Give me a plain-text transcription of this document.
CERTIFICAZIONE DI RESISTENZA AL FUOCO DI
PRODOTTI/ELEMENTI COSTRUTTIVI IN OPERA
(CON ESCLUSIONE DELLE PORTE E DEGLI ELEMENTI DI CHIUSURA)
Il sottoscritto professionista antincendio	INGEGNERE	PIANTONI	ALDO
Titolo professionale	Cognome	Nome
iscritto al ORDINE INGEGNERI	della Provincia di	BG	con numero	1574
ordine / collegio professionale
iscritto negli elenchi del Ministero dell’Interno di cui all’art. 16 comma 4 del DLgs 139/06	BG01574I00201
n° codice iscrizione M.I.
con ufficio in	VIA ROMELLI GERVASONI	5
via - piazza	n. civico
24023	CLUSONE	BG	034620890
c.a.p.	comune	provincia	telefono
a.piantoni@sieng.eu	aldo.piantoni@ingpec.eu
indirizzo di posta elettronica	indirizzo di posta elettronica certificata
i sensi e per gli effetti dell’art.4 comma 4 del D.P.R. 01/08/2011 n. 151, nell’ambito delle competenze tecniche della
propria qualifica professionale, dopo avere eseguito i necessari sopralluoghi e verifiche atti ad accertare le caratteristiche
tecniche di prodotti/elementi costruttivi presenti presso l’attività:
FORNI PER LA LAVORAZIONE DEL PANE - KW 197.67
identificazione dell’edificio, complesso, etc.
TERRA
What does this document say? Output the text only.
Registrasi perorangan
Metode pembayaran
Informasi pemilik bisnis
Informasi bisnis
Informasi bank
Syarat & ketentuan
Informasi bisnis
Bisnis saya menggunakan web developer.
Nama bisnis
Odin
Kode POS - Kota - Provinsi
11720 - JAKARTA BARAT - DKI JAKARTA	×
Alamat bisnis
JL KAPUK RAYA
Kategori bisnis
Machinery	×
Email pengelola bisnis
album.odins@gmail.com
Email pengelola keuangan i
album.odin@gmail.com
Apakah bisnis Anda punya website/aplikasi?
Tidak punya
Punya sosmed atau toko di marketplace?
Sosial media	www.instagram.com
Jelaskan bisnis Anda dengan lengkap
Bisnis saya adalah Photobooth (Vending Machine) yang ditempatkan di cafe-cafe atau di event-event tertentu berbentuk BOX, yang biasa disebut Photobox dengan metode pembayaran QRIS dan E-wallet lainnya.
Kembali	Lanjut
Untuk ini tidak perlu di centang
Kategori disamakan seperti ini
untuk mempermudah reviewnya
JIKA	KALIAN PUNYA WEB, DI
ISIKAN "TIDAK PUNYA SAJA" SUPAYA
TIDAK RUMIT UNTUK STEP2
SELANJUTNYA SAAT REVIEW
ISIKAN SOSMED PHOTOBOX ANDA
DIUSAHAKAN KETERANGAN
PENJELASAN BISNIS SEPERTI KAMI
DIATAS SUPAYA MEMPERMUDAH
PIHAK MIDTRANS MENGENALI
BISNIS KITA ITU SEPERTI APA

......

## EXERCISE
Copy out each record, keeping every word as it is.

## RIGHT ANSWER
Give me a plain-text transcription of this document.
CERTIFICAZIONE DI RESISTENZA AL FUOCO DI
PRODOTTI/ELEMENTI COSTRUTTIVI IN OPERA
(CON ESCLUSIONE DELLE PORTE E DEGLI ELEMENTI DI CHIUSURA)
Il sottoscritto professionista antincendio	INGEGNERE	PIANTONI	ALDO
Titolo professionale	Cognome	Nome
iscritto al ORDINE INGEGNERI	della Provincia di	BG	con numero	1574
ordine / collegio professionale
iscritto negli elenchi del Ministero dell’Interno di cui all’art. 16 comma 4 del DLgs 139/06	BG01574I00201
n° codice iscrizione M.I.
con ufficio in	VIA ROMELLI GERVASONI	5
via - piazza	n. civico
24023	CLUSONE	BG	034620890
c.a.p.	comune	provincia	telefono
a.piantoni@sieng.eu	aldo.piantoni@ingpec.eu
indirizzo di posta elettronica	indirizzo di posta elettronica certificata
i sensi e per gli effetti dell’art.4 comma 4 del D.P.R. 01/08/2011 n. 151, nell’ambito delle competenze tecniche della
propria qualifica professionale, dopo avere eseguito i necessari sopralluoghi e verifiche atti ad accertare le caratteristiche
tecniche di prodotti/elementi costruttivi presenti presso l’attività:
FORNI PER LA LAVORAZIONE DEL PANE - KW 197.67
identificazione dell’edificio, complesso, etc.
TERRA
What does this document say? Output the text only.
Registrasi perorangan
Metode pembayaran
Informasi pemilik bisnis
Informasi bisnis
Informasi bank
Syarat & ketentuan
Informasi bisnis
Bisnis saya menggunakan web developer.
Nama bisnis
Odin
Kode POS - Kota - Provinsi
11720 - JAKARTA BARAT - DKI JAKARTA	×
Alamat bisnis
JL KAPUK RAYA
Kategori bisnis
Machinery	×
Email pengelola bisnis
album.odins@gmail.com
Email pengelola keuangan i
album.odin@gmail.com
Apakah bisnis Anda punya website/aplikasi?
Tidak punya
Punya sosmed atau toko di marketplace?
Sosial media	www.instagram.com
Jelaskan bisnis Anda dengan lengkap
Bisnis saya adalah Photobooth (Vending Machine) yang ditempatkan di cafe-cafe atau di event-event tertentu berbentuk BOX, yang biasa disebut Photobox dengan metode pembayaran QRIS dan E-wallet lainnya.
Kembali	Lanjut
Untuk ini tidak perlu di centang
Kategori disamakan seperti ini
untuk mempermudah reviewnya
JIKA	KALIAN PUNYA WEB, DI
ISIKAN "TIDAK PUNYA SAJA" SUPAYA
TIDAK RUMIT UNTUK STEP2
SELANJUTNYA SAAT REVIEW
ISIKAN SOSMED PHOTOBOX ANDA
DIUSAHAKAN KETERANGAN
PENJELASAN BISNIS SEPERTI KAMI
DIATAS SUPAYA MEMPERMUDAH
PIHAK MIDTRANS MENGENALI
BISNIS KITA ITU SEPERTI APA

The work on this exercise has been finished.